■ **TASK DESCRIPTION**
Write out the listing below again, precisely as it is given.

Dataset rows:
..............................

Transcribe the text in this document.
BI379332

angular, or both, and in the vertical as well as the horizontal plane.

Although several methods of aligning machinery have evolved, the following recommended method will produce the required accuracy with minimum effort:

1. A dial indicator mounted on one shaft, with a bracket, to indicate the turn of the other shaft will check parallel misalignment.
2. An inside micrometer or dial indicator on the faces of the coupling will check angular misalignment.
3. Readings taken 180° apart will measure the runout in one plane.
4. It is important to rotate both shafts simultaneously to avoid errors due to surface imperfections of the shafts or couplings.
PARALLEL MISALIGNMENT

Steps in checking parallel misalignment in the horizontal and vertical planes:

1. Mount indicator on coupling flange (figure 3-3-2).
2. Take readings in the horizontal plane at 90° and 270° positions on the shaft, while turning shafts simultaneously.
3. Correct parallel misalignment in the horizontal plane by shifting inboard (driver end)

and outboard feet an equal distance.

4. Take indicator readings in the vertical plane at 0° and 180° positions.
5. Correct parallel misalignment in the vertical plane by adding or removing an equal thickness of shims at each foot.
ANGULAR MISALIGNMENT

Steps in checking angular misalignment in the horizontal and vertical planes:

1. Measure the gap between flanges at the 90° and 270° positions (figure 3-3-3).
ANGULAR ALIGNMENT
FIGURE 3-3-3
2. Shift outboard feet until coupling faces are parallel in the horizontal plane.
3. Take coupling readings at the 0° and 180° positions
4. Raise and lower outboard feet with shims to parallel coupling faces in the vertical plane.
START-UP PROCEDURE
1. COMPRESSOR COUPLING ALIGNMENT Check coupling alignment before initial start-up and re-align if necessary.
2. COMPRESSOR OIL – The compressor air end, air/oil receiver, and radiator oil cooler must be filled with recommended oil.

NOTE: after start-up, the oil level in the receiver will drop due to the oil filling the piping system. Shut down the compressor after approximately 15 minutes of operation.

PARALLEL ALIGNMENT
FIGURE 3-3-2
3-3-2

..............................

■ **EXERCISE RESPONSE**
Transcribe the text in this document.
BI379332

angular, or both, and in the vertical as well as the horizontal plane.

Although several methods of aligning machinery have evolved, the following recommended method will produce the required accuracy with minimum effort:

1. A dial indicator mounted on one shaft, with a bracket, to indicate the turn of the other shaft will check parallel misalignment.
2. An inside micrometer or dial indicator on the faces of the coupling will check angular misalignment.
3. Readings taken 180° apart will measure the runout in one plane.
4. It is important to rotate both shafts simultaneously to avoid errors due to surface imperfections of the shafts or couplings.
PARALLEL MISALIGNMENT

Steps in checking parallel misalignment in the horizontal and vertical planes:

1. Mount indicator on coupling flange (figure 3-3-2).
2. Take readings in the horizontal plane at 90° and 270° positions on the shaft, while turning shafts simultaneously.
3. Correct parallel misalignment in the horizontal plane by shifting inboard (driver end)

and outboard feet an equal distance.

4. Take indicator readings in the vertical plane at 0° and 180° positions.
5. Correct parallel misalignment in the vertical plane by adding or removing an equal thickness of shims at each foot.
ANGULAR MISALIGNMENT

Steps in checking angular misalignment in the horizontal and vertical planes:

1. Measure the gap between flanges at the 90° and 270° positions (figure 3-3-3).
ANGULAR ALIGNMENT
FIGURE 3-3-3
2. Shift outboard feet until coupling faces are parallel in the horizontal plane.
3. Take coupling readings at the 0° and 180° positions
4. Raise and lower outboard feet with shims to parallel coupling faces in the vertical plane.
START-UP PROCEDURE
1. COMPRESSOR COUPLING ALIGNMENT Check coupling alignment before initial start-up and re-align if necessary.
2. COMPRESSOR OIL – The compressor air end, air/oil receiver, and radiator oil cooler must be filled with recommended oil.

NOTE: after start-up, the oil level in the receiver will drop due to the oil filling the piping system. Shut down the compressor after approximately 15 minutes of operation.

PARALLEL ALIGNMENT
FIGURE 3-3-2
3-3-2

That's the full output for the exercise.